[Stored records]

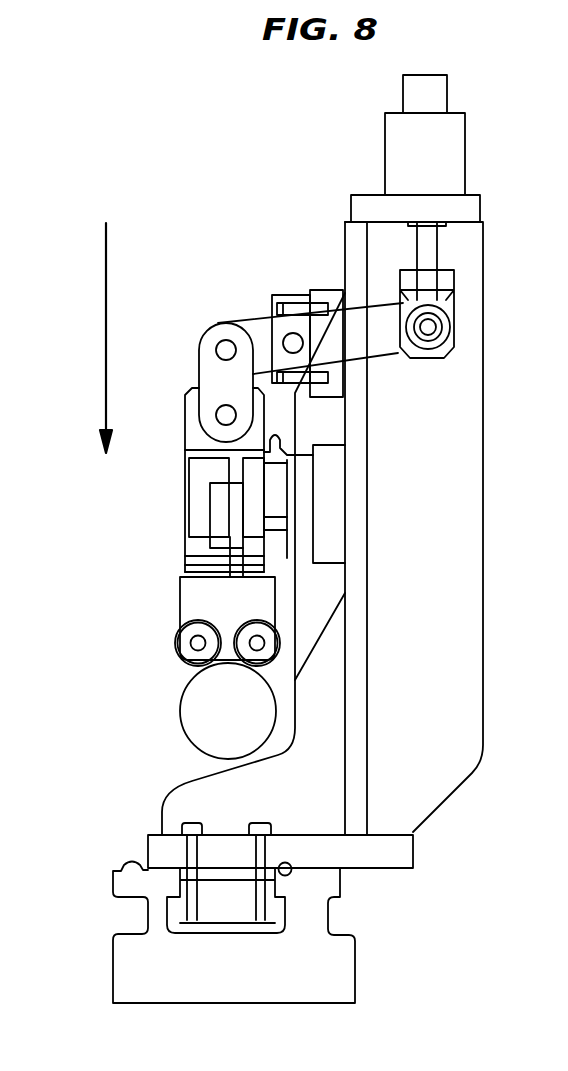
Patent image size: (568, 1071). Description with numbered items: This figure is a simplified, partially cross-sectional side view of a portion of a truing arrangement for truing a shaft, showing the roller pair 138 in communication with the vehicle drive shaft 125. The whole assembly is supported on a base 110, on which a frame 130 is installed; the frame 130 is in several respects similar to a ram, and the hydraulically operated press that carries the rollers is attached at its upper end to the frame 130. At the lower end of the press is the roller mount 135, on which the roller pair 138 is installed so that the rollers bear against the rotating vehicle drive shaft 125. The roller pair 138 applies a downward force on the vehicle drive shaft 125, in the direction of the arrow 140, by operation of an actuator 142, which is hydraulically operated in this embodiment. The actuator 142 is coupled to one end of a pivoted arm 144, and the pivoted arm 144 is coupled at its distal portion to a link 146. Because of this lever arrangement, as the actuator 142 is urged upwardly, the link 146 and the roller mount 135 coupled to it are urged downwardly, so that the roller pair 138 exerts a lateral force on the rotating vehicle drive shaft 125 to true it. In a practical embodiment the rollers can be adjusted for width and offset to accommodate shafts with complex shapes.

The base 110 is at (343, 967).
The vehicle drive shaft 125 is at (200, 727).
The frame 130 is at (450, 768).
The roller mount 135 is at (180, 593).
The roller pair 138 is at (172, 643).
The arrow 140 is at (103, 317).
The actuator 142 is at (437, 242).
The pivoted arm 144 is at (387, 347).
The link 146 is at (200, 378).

**Problem requirements**. Copy every line of the rows above word for word, but leave out the pictures.

**Output of the task**.
Patent image size: (568, 1071). Description with numbered items: This figure is a simplified, partially cross-sectional side view of a portion of a truing arrangement for truing a shaft, showing the roller pair 138 in communication with the vehicle drive shaft 125. The whole assembly is supported on a base 110, on which a frame 130 is installed; the frame 130 is in several respects similar to a ram, and the hydraulically operated press that carries the rollers is attached at its upper end to the frame 130. At the lower end of the press is the roller mount 135, on which the roller pair 138 is installed so that the rollers bear against the rotating vehicle drive shaft 125. The roller pair 138 applies a downward force on the vehicle drive shaft 125, in the direction of the arrow 140, by operation of an actuator 142, which is hydraulically operated in this embodiment. The actuator 142 is coupled to one end of a pivoted arm 144, and the pivoted arm 144 is coupled at its distal portion to a link 146. Because of this lever arrangement, as the actuator 142 is urged upwardly, the link 146 and the roller mount 135 coupled to it are urged downwardly, so that the roller pair 138 exerts a lateral force on the rotating vehicle drive shaft 125 to true it. In a practical embodiment the rollers can be adjusted for width and offset to accommodate shafts with complex shapes.

The base 110 is at (343, 967).
The vehicle drive shaft 125 is at (200, 727).
The frame 130 is at (450, 768).
The roller mount 135 is at (180, 593).
The roller pair 138 is at (172, 643).
The arrow 140 is at (103, 317).
The actuator 142 is at (437, 242).
The pivoted arm 144 is at (387, 347).
The link 146 is at (200, 378).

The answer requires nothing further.